_Data:_
****************
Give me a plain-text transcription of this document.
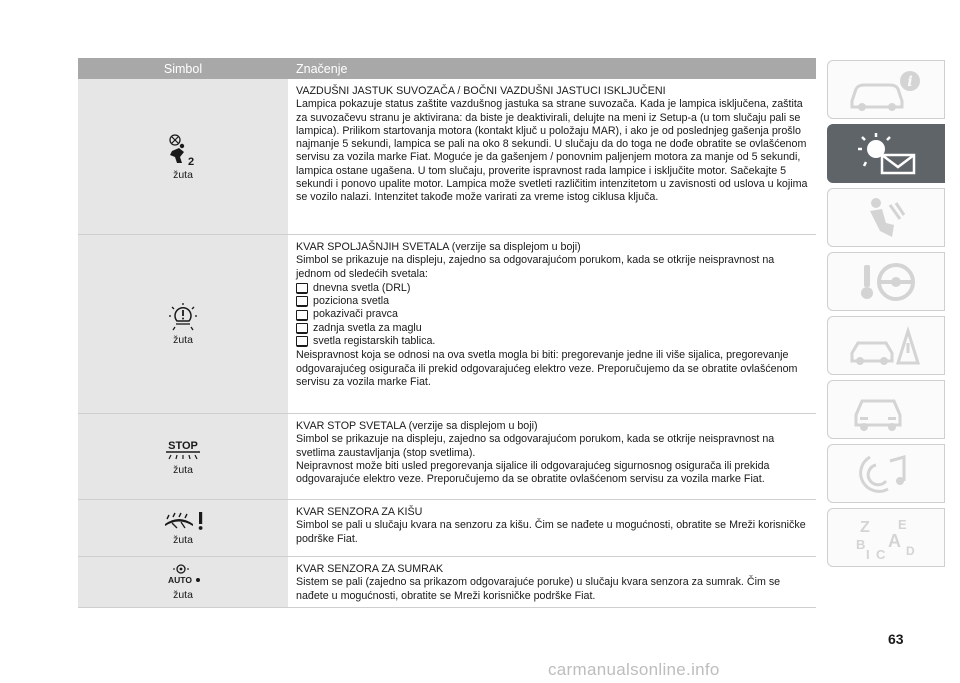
Simbol	Značenje
2
žuta

VAZDUŠNI JASTUK SUVOZAČA / BOČNI VAZDUŠNI JASTUCI ISKLJUČENI

Lampica pokazuje status zaštite vazdušnog jastuka sa strane suvozača. Kada je lampica isključena, zaštita za suvozačevu stranu je aktivirana: da biste je deaktivirali, delujte na meni iz Setup-a (u tom slučaju pali se lampica). Prilikom startovanja motora (kontakt ključ u položaju MAR), i ako je od poslednjeg gašenja prošlo najmanje 5 sekundi, lampica se pali na oko 8 sekundi. U slučaju da do toga ne dođe obratite se ovlašćenom servisu za vozila marke Fiat. Moguće je da gašenjem / ponovnim paljenjem motora za manje od 5 sekundi, lampica ostane ugašena. U tom slučaju, proverite ispravnost rada lampice i isključite motor. Sačekajte 5 sekundi i ponovo upalite motor. Lampica može svetleti različitim intenzitetom u zavisnosti od uslova u kojima se vozilo nalazi. Intenzitet takođe može varirati za vreme istog ciklusa ključa.

žuta

KVAR SPOLJAŠNJIH SVETALA (verzije sa displejom u boji)

Simbol se prikazuje na displeju, zajedno sa odgovarajućom porukom, kada se otkrije neispravnost na jednom od sledećih svetala:

dnevna svetla (DRL)
poziciona svetla
pokazivači pravca
zadnja svetla za maglu
svetla registarskih tablica.

Neispravnost koja se odnosi na ova svetla mogla bi biti: pregorevanje jedne ili više sijalica, pregorevanje odgovarajućeg osigurača ili prekid odgovarajućeg elektro veze. Preporučujemo da se obratite ovlašćenom servisu za vozila marke Fiat.

STOP
žuta

KVAR STOP SVETALA (verzije sa displejom u boji)

Simbol se prikazuje na displeju, zajedno sa odgovarajućom porukom, kada se otkrije neispravnost na svetlima zaustavljanja (stop svetlima).

Neipravnost može biti usled pregorevanja sijalice ili odgovarajućeg sigurnosnog osigurača ili prekida odgovarajuće elektro veze. Preporučujemo da se obratite ovlašćenom servisu za vozila marke Fiat.

žuta

KVAR SENZORA ZA KIŠU

Simbol se pali u slučaju kvara na senzoru za kišu. Čim se nađete u mogućnosti, obratite se Mreži korisničke podrške Fiat.

AUTO
žuta

KVAR SENZORA ZA SUMRAK

Sistem se pali (zajedno sa prikazom odgovarajuće poruke) u slučaju kvara senzora za sumrak. Čim se nađete u mogućnosti, obratite se Mreži korisničke podrške Fiat.

i
Z E
B A
I C D
63
carmanualsonline.info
****************
_What is needed:_
Copy each line of the records above without change, but do not include any picture.

_Response area:_
Give me a plain-text transcription of this document.
Simbol	Značenje
2
žuta

VAZDUŠNI JASTUK SUVOZAČA / BOČNI VAZDUŠNI JASTUCI ISKLJUČENI

Lampica pokazuje status zaštite vazdušnog jastuka sa strane suvozača. Kada je lampica isključena, zaštita za suvozačevu stranu je aktivirana: da biste je deaktivirali, delujte na meni iz Setup-a (u tom slučaju pali se lampica). Prilikom startovanja motora (kontakt ključ u položaju MAR), i ako je od poslednjeg gašenja prošlo najmanje 5 sekundi, lampica se pali na oko 8 sekundi. U slučaju da do toga ne dođe obratite se ovlašćenom servisu za vozila marke Fiat. Moguće je da gašenjem / ponovnim paljenjem motora za manje od 5 sekundi, lampica ostane ugašena. U tom slučaju, proverite ispravnost rada lampice i isključite motor. Sačekajte 5 sekundi i ponovo upalite motor. Lampica može svetleti različitim intenzitetom u zavisnosti od uslova u kojima se vozilo nalazi. Intenzitet takođe može varirati za vreme istog ciklusa ključa.

žuta

KVAR SPOLJAŠNJIH SVETALA (verzije sa displejom u boji)

Simbol se prikazuje na displeju, zajedno sa odgovarajućom porukom, kada se otkrije neispravnost na jednom od sledećih svetala:

dnevna svetla (DRL)
poziciona svetla
pokazivači pravca
zadnja svetla za maglu
svetla registarskih tablica.

Neispravnost koja se odnosi na ova svetla mogla bi biti: pregorevanje jedne ili više sijalica, pregorevanje odgovarajućeg osigurača ili prekid odgovarajućeg elektro veze. Preporučujemo da se obratite ovlašćenom servisu za vozila marke Fiat.

STOP
žuta

KVAR STOP SVETALA (verzije sa displejom u boji)

Simbol se prikazuje na displeju, zajedno sa odgovarajućom porukom, kada se otkrije neispravnost na svetlima zaustavljanja (stop svetlima).

Neipravnost može biti usled pregorevanja sijalice ili odgovarajućeg sigurnosnog osigurača ili prekida odgovarajuće elektro veze. Preporučujemo da se obratite ovlašćenom servisu za vozila marke Fiat.

žuta

KVAR SENZORA ZA KIŠU

Simbol se pali u slučaju kvara na senzoru za kišu. Čim se nađete u mogućnosti, obratite se Mreži korisničke podrške Fiat.

AUTO
žuta

KVAR SENZORA ZA SUMRAK

Sistem se pali (zajedno sa prikazom odgovarajuće poruke) u slučaju kvara senzora za sumrak. Čim se nađete u mogućnosti, obratite se Mreži korisničke podrške Fiat.

i
Z E
B A
I C D
63
carmanualsonline.info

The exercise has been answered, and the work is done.